**WHAT IS EXPECTED:** Gather every line below where "title" appears.

++++++++++

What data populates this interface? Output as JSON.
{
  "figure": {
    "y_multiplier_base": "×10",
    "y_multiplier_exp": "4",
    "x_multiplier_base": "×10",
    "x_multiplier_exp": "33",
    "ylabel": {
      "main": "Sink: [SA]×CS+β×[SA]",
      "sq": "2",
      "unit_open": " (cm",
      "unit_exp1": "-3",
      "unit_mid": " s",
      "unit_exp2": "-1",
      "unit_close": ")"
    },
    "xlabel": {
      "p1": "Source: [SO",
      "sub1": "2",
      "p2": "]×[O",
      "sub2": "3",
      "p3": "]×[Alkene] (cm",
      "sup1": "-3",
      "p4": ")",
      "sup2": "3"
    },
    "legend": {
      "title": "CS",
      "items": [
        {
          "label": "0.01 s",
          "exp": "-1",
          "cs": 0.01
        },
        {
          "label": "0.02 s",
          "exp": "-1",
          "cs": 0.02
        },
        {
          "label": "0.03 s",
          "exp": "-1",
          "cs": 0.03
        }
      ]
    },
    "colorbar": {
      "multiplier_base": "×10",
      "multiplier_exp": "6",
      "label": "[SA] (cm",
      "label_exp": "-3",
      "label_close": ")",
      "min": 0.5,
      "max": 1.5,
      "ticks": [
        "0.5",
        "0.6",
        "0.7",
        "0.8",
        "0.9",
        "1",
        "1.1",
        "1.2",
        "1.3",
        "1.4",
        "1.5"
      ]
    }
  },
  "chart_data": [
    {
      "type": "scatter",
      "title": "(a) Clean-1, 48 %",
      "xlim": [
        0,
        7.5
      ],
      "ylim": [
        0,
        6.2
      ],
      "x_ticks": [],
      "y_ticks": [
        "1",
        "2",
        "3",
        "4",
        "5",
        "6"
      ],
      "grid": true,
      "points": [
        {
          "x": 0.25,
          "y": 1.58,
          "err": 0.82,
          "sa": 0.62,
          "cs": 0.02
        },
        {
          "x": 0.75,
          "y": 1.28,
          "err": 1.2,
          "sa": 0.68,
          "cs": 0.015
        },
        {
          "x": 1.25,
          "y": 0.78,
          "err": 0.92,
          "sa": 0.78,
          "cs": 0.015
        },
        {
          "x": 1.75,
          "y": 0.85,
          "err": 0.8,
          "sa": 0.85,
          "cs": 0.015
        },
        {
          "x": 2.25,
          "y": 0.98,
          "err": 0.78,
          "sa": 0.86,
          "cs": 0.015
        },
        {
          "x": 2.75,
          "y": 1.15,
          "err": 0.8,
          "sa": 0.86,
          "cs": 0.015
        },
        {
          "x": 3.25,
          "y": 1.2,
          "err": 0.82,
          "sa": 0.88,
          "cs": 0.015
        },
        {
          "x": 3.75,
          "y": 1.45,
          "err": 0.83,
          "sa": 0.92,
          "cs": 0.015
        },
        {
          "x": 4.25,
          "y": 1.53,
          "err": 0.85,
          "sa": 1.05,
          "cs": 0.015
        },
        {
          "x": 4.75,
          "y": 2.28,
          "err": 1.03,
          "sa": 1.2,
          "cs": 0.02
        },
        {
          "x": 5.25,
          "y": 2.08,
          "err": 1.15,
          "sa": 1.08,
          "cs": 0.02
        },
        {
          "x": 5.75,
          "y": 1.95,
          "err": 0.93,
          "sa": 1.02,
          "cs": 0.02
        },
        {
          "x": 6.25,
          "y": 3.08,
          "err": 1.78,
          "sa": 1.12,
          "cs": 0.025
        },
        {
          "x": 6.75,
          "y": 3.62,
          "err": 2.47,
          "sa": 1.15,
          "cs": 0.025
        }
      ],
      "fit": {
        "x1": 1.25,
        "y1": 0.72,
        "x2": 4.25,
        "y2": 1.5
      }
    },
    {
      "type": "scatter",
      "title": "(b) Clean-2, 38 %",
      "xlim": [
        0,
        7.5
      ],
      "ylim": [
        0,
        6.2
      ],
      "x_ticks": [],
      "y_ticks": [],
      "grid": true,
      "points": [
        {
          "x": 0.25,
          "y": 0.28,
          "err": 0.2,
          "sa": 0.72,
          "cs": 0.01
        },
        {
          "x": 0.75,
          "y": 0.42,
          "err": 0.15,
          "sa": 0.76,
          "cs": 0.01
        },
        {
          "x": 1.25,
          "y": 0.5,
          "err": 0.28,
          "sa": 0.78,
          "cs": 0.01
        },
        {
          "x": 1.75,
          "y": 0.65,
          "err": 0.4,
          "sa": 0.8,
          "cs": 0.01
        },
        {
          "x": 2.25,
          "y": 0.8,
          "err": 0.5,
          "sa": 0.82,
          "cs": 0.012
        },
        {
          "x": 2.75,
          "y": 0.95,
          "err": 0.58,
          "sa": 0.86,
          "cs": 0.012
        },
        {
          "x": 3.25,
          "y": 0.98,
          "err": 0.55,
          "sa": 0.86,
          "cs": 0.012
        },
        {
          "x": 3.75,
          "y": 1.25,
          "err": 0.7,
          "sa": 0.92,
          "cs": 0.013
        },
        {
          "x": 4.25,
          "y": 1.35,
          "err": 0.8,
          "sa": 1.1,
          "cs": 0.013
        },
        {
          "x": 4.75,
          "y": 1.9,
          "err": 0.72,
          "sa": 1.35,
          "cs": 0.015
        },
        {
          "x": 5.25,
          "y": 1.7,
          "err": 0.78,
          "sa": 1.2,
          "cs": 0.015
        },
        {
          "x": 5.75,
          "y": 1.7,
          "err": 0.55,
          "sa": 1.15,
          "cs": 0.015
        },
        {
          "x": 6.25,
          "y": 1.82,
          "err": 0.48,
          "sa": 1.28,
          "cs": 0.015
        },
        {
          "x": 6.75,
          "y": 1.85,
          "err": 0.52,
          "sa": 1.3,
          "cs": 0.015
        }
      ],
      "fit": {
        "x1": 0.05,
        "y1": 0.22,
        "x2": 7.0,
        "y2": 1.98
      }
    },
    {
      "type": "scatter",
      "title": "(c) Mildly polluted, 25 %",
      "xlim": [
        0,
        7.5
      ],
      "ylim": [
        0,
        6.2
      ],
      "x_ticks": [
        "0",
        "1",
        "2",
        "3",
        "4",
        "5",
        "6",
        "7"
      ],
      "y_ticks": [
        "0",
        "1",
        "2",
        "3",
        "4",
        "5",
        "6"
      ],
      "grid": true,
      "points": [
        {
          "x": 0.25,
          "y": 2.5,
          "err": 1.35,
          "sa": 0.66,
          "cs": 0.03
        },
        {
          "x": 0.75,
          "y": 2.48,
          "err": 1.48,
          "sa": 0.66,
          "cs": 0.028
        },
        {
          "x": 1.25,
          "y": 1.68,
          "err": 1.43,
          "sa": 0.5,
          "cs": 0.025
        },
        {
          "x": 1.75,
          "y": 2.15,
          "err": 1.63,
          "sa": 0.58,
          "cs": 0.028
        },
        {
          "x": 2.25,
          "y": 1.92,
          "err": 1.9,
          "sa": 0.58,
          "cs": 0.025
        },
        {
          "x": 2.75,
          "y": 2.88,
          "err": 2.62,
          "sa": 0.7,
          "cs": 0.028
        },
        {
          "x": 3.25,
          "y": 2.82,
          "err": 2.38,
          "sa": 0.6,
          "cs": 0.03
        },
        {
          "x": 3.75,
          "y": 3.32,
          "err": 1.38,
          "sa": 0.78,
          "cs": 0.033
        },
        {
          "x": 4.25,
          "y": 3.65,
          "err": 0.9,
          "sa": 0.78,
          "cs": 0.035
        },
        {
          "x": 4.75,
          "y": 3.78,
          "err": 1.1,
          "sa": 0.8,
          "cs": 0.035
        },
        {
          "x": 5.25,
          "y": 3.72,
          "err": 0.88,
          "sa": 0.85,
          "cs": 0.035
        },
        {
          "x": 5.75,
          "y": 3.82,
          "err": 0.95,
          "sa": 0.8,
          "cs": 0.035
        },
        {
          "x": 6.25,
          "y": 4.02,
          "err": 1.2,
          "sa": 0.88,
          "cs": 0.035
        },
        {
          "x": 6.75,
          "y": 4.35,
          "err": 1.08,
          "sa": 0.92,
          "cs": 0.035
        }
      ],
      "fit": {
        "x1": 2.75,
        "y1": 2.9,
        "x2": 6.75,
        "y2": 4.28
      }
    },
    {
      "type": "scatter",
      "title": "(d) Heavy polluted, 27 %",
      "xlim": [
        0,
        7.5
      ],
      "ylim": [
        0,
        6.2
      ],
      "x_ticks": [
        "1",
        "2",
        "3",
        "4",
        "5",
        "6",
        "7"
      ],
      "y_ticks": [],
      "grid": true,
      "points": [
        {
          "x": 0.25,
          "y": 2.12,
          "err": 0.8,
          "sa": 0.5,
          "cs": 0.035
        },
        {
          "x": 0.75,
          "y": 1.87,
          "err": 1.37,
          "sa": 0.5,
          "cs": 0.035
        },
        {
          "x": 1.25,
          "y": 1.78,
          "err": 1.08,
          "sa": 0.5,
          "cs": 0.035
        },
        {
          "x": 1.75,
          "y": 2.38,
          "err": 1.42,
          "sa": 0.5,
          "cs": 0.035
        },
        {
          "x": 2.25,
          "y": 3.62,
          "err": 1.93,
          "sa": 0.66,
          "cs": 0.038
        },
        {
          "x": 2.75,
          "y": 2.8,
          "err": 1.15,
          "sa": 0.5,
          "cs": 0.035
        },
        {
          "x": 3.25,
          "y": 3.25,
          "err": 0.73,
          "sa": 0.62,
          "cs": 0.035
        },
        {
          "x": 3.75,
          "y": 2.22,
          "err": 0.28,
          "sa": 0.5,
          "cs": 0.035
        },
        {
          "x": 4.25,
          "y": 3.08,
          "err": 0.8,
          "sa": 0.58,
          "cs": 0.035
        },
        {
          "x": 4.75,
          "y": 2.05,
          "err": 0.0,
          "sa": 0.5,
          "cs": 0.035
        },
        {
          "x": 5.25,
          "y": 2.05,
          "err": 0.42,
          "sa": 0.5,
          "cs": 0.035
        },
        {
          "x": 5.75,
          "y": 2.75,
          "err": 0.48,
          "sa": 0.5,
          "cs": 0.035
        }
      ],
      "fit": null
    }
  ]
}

++++++++++

**SOLVED PROBLEM:**
      "title": "CS",
      "title": "(a) Clean-1, 48 %",
      "title": "(b) Clean-2, 38 %",
      "title": "(c) Mildly polluted, 25 %",
      "title": "(d) Heavy polluted, 27 %",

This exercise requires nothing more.